- [Information supplied]
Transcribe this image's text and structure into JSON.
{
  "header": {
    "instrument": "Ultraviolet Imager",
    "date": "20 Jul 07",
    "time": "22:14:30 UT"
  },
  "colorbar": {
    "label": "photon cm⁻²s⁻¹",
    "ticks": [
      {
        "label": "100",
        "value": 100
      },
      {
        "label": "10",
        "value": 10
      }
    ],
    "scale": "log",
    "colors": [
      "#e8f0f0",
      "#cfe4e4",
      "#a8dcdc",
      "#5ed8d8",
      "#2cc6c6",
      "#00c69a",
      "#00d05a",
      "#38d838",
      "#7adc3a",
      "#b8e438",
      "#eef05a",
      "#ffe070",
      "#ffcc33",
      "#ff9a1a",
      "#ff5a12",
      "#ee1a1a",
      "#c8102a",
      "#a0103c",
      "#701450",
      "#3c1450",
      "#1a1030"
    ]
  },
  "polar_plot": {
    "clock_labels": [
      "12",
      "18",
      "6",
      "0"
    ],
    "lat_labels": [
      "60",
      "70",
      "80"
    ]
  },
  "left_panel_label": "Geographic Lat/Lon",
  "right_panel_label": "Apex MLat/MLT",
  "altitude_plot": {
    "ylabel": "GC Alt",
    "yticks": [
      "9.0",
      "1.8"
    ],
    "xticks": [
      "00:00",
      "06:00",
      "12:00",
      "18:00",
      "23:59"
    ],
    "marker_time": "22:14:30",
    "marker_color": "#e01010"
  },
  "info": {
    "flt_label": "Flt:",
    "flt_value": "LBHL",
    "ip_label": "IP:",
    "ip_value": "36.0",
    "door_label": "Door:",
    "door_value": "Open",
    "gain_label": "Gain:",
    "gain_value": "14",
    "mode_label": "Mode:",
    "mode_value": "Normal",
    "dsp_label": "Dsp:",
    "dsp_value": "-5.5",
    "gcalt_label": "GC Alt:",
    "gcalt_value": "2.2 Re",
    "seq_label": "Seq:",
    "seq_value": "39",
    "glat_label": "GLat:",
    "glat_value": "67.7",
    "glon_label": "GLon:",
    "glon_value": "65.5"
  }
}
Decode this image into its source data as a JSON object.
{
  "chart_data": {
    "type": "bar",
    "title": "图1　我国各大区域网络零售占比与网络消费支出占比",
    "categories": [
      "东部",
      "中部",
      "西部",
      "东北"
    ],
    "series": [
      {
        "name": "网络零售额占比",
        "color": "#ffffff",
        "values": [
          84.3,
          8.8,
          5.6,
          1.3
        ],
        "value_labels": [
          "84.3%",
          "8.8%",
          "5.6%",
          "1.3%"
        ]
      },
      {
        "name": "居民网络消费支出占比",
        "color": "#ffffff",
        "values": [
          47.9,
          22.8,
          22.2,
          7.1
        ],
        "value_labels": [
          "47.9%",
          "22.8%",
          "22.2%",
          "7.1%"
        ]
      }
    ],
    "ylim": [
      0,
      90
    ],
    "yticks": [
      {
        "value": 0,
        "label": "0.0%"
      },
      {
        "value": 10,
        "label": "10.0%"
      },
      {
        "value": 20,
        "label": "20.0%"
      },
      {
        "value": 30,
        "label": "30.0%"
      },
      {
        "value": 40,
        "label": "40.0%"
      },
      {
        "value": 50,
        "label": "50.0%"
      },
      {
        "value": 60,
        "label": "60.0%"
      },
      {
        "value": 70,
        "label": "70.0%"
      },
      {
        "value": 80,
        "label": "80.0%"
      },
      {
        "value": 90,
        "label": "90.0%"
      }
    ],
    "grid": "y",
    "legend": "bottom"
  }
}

- [Exercise aim] Say how many lines in the listing above include "this". Give nothing but the number.

- [Problem solution] 2